>> start

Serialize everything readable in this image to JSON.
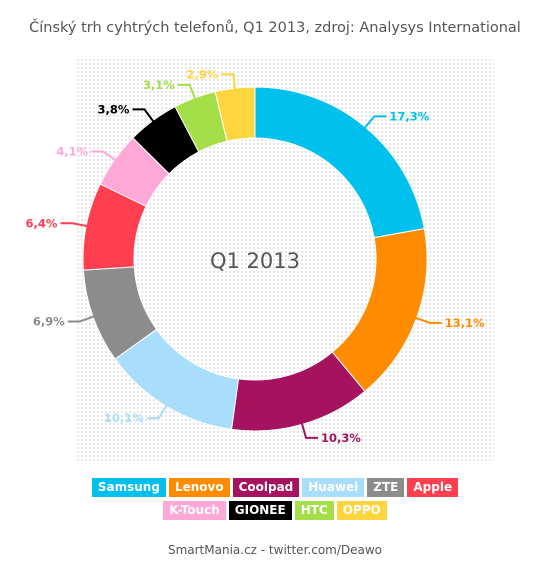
{
  "title": "Čínský trh cyhtrých telefonů, Q1 2013, zdroj: Analysys International",
  "footer": "SmartMania.cz - twitter.com/Deawo",
  "chart_data": {
    "type": "donut",
    "center_label": "Q1 2013",
    "slices": [
      {
        "name": "Samsung",
        "value": 17.3,
        "label": "17,3%",
        "color": "#00c0ee"
      },
      {
        "name": "Lenovo",
        "value": 13.1,
        "label": "13,1%",
        "color": "#ff8c00"
      },
      {
        "name": "Coolpad",
        "value": 10.3,
        "label": "10,3%",
        "color": "#a5125f"
      },
      {
        "name": "Huawei",
        "value": 10.1,
        "label": "10,1%",
        "color": "#a8ddfb"
      },
      {
        "name": "ZTE",
        "value": 6.9,
        "label": "6,9%",
        "color": "#8c8c8c"
      },
      {
        "name": "Apple",
        "value": 6.4,
        "label": "6,4%",
        "color": "#ff3f4f"
      },
      {
        "name": "K-Touch",
        "value": 4.1,
        "label": "4,1%",
        "color": "#ffa7d6"
      },
      {
        "name": "GIONEE",
        "value": 3.8,
        "label": "3,8%",
        "color": "#000000"
      },
      {
        "name": "HTC",
        "value": 3.1,
        "label": "3,1%",
        "color": "#a4df4a"
      },
      {
        "name": "OPPO",
        "value": 2.9,
        "label": "2,9%",
        "color": "#ffd53d"
      }
    ]
  }
}
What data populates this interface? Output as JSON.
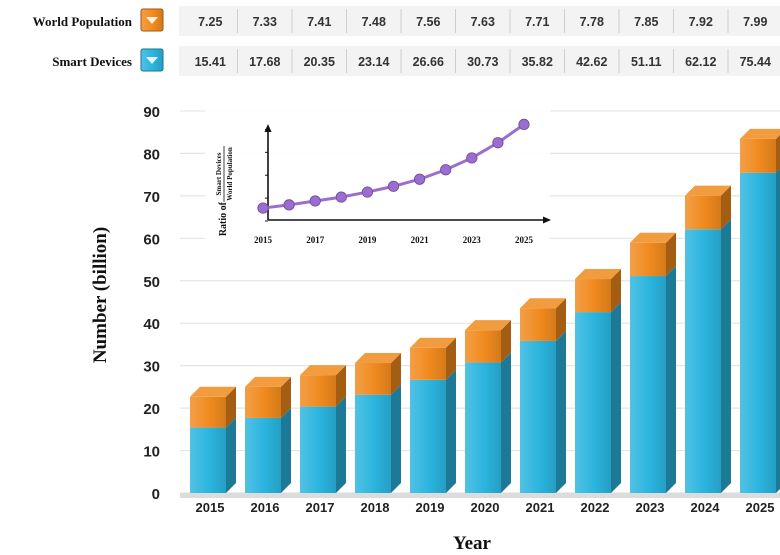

>> end

WHAT YOU NEED TO DO
Print every entry exactly as written, without the pictures.

WRITTEN ANSWER
Serialize everything readable in this image to JSON.
{
  "title": "Čínský trh cyhtrých telefonů, Q1 2013, zdroj: Analysys International",
  "footer": "SmartMania.cz - twitter.com/Deawo",
  "chart_data": {
    "type": "donut",
    "center_label": "Q1 2013",
    "slices": [
      {
        "name": "Samsung",
        "value": 17.3,
        "label": "17,3%",
        "color": "#00c0ee"
      },
      {
        "name": "Lenovo",
        "value": 13.1,
        "label": "13,1%",
        "color": "#ff8c00"
      },
      {
        "name": "Coolpad",
        "value": 10.3,
        "label": "10,3%",
        "color": "#a5125f"
      },
      {
        "name": "Huawei",
        "value": 10.1,
        "label": "10,1%",
        "color": "#a8ddfb"
      },
      {
        "name": "ZTE",
        "value": 6.9,
        "label": "6,9%",
        "color": "#8c8c8c"
      },
      {
        "name": "Apple",
        "value": 6.4,
        "label": "6,4%",
        "color": "#ff3f4f"
      },
      {
        "name": "K-Touch",
        "value": 4.1,
        "label": "4,1%",
        "color": "#ffa7d6"
      },
      {
        "name": "GIONEE",
        "value": 3.8,
        "label": "3,8%",
        "color": "#000000"
      },
      {
        "name": "HTC",
        "value": 3.1,
        "label": "3,1%",
        "color": "#a4df4a"
      },
      {
        "name": "OPPO",
        "value": 2.9,
        "label": "2,9%",
        "color": "#ffd53d"
      }
    ]
  }
}
What data populates this interface? Output as JSON.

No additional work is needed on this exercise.